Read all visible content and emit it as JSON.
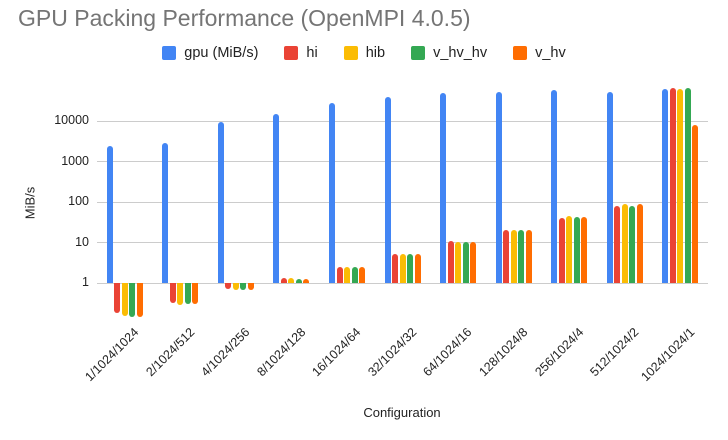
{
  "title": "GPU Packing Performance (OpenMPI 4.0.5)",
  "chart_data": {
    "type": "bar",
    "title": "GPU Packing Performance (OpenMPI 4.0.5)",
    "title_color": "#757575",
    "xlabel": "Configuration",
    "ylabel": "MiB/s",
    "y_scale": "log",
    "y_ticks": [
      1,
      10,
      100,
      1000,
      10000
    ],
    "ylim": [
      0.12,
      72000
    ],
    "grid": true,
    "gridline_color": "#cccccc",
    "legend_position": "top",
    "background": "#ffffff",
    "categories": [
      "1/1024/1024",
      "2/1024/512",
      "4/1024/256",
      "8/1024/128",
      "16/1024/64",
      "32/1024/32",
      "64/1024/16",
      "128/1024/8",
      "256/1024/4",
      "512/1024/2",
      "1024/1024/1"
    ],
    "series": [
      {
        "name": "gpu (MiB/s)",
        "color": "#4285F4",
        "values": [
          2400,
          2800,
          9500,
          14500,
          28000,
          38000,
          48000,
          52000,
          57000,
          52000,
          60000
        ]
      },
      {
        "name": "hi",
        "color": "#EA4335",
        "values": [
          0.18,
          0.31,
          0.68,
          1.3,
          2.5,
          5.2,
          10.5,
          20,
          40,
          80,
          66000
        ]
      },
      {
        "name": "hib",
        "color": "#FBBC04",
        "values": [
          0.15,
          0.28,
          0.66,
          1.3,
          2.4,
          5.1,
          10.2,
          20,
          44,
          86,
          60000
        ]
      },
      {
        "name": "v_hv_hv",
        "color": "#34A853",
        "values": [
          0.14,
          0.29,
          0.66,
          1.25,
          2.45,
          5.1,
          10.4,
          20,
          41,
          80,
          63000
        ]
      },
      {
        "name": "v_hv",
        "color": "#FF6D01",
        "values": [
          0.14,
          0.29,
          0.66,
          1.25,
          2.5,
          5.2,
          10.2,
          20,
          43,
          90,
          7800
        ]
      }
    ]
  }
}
==
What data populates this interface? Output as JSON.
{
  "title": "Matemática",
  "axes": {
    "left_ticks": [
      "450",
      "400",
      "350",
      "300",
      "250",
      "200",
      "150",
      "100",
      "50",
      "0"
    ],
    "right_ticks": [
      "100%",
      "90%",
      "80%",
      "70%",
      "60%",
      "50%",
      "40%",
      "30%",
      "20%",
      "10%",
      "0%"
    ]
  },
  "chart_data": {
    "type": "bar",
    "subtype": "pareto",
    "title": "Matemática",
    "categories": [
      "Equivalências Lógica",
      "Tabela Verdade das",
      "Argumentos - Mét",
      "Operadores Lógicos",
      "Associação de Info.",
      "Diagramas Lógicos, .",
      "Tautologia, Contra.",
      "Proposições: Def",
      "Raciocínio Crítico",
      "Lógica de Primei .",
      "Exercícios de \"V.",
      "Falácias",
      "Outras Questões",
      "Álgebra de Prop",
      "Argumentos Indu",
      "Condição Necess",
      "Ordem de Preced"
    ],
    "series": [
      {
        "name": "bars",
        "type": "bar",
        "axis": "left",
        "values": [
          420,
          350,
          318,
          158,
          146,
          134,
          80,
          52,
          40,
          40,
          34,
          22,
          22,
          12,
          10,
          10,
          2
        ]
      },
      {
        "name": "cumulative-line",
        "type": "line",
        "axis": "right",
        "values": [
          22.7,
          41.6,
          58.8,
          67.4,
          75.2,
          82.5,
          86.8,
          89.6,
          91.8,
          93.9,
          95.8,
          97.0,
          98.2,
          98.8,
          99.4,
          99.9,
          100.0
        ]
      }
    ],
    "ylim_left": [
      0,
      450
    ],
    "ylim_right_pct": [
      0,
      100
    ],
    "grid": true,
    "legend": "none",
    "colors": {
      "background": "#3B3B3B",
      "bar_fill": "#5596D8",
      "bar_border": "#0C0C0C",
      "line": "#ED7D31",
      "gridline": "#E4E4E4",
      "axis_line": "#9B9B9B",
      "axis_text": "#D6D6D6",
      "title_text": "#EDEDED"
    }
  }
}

TASK BRIEF:
Search the listing above for the string "background". Copy every line that contains it.

EXERCISE RESULT:
    "background": "#ffffff",
      "background": "#3B3B3B",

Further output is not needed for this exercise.